* start DATA SUPPLIED *
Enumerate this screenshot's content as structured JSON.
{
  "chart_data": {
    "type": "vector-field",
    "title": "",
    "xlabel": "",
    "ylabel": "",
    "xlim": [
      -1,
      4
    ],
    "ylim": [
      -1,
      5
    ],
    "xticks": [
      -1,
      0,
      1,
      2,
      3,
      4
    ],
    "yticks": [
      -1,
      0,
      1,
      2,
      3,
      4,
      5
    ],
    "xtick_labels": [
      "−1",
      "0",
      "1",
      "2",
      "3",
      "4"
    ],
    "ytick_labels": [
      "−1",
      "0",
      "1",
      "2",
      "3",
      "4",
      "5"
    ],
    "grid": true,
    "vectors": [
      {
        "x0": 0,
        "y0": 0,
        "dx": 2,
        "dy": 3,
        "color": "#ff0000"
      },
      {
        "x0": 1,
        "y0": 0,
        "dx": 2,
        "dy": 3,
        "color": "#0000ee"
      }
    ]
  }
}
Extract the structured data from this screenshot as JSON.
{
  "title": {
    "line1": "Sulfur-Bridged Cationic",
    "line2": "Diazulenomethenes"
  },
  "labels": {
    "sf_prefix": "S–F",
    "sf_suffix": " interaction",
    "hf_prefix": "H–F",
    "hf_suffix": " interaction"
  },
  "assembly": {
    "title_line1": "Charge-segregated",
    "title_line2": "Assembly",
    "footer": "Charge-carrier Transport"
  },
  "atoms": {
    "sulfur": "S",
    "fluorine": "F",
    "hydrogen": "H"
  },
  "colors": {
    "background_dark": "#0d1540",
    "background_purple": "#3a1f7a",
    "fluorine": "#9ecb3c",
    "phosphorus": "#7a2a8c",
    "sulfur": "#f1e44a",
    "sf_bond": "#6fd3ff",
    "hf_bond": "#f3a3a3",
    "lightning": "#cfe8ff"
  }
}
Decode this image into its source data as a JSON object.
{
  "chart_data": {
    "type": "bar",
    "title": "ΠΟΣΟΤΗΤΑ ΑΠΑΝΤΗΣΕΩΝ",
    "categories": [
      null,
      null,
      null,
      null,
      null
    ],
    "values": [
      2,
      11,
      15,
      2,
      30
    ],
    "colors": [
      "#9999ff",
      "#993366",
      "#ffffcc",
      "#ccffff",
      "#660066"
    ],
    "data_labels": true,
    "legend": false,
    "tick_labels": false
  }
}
* end DATA SUPPLIED *
— TASK TO CARRY OUT —
Go through the records above, find every line with the word "screenshot", and list those lines.

— SOLUTION TO THIS EXERCISE —
Enumerate this screenshot's content as structured JSON.
Extract the structured data from this screenshot as JSON.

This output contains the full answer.